**Exercise brief**. Search the listing below for the string "image" and copy every line where it occurs.

**Stored records**.
=====
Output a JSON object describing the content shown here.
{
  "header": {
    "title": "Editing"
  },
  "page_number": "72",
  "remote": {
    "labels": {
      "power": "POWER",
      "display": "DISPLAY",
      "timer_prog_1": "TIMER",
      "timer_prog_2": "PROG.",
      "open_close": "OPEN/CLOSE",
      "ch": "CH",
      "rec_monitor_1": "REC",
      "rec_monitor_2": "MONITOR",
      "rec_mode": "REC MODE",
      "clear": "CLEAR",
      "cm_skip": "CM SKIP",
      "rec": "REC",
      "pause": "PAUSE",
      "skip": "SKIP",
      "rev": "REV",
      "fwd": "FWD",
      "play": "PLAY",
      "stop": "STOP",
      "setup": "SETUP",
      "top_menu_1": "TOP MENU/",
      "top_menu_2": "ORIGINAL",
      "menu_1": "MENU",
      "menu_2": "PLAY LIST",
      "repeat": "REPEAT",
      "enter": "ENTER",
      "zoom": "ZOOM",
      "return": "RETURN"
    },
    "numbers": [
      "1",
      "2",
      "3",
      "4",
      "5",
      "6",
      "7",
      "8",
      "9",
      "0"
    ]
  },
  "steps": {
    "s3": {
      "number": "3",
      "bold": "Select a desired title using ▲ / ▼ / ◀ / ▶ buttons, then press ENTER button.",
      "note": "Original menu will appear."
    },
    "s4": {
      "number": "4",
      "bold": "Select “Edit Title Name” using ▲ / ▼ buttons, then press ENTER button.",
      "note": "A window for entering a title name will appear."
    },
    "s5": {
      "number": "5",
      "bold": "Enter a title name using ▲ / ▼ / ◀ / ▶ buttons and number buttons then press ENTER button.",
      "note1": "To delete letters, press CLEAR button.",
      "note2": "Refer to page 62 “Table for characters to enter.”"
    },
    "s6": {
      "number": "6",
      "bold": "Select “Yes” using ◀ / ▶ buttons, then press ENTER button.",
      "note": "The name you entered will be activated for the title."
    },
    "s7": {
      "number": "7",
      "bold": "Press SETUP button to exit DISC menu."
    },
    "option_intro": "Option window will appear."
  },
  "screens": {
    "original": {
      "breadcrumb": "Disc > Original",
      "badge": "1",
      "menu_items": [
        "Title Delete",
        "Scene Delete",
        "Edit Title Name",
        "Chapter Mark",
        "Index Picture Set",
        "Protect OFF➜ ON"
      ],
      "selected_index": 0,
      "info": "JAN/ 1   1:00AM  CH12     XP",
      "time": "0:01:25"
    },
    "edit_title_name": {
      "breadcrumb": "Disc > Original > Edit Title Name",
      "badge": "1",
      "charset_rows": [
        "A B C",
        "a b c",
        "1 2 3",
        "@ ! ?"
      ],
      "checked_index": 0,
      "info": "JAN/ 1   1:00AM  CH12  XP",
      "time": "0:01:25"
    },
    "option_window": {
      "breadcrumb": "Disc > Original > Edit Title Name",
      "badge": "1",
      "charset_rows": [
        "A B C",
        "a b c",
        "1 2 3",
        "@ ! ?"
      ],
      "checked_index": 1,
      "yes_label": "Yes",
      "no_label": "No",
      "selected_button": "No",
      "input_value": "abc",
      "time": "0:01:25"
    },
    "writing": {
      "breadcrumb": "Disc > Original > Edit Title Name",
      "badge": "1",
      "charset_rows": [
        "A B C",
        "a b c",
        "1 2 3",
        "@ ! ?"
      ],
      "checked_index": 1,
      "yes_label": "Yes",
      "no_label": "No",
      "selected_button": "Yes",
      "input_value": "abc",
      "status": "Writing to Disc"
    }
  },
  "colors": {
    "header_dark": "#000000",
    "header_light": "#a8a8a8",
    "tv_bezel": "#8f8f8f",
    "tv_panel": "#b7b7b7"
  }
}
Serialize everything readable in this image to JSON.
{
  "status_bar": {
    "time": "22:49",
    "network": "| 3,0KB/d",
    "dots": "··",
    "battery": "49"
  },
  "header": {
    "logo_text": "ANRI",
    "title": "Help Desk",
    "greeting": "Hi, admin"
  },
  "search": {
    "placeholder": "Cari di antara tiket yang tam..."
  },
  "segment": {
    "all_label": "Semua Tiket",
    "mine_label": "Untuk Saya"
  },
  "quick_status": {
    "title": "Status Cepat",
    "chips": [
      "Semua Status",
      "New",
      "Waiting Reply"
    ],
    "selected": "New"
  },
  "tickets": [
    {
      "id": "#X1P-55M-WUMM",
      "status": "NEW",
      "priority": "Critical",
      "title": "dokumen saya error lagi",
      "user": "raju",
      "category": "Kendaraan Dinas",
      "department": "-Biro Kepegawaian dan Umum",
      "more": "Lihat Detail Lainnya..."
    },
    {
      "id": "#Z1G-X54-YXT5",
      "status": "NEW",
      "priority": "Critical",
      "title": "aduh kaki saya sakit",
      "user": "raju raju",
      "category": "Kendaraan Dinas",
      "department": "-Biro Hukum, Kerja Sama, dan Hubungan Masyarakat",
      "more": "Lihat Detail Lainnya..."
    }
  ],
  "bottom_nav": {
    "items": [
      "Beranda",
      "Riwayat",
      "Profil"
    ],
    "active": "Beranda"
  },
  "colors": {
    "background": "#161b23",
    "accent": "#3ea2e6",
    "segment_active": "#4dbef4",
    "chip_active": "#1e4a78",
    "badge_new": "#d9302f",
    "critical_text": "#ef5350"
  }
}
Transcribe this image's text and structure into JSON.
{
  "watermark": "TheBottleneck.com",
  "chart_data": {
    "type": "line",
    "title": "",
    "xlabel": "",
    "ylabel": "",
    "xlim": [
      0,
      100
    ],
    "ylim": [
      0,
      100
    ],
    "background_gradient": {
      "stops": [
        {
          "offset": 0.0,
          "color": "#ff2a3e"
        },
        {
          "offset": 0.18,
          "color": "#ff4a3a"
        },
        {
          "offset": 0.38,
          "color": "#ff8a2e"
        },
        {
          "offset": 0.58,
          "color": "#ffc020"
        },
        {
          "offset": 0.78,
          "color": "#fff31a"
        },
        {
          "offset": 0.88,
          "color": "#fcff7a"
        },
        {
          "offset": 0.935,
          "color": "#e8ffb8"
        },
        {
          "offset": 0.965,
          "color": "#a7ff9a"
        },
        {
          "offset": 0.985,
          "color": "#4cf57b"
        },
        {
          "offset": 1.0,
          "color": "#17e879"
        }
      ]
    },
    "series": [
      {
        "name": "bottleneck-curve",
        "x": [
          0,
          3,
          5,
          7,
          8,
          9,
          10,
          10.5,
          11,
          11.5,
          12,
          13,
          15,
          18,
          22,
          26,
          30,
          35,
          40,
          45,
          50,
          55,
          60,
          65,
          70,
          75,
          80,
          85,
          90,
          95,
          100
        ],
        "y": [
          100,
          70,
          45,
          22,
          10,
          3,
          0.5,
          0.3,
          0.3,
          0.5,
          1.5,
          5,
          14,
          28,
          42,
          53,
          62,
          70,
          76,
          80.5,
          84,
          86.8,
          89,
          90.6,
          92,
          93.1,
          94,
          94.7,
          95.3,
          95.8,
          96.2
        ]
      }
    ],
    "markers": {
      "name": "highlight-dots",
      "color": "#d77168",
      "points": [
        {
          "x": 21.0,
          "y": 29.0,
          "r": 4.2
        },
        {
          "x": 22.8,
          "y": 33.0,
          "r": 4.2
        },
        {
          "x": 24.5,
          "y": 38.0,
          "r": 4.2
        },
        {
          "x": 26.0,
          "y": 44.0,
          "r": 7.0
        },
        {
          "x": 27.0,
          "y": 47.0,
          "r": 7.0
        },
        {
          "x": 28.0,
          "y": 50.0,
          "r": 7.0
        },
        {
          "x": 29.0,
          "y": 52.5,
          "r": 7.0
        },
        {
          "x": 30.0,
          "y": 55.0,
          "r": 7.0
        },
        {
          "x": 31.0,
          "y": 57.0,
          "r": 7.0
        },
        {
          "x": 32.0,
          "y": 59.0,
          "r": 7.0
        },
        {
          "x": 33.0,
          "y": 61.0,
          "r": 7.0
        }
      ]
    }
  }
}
=====
**Correct result**.
Serialize everything readable in this image to JSON.
Transcribe this image's text and structure into JSON.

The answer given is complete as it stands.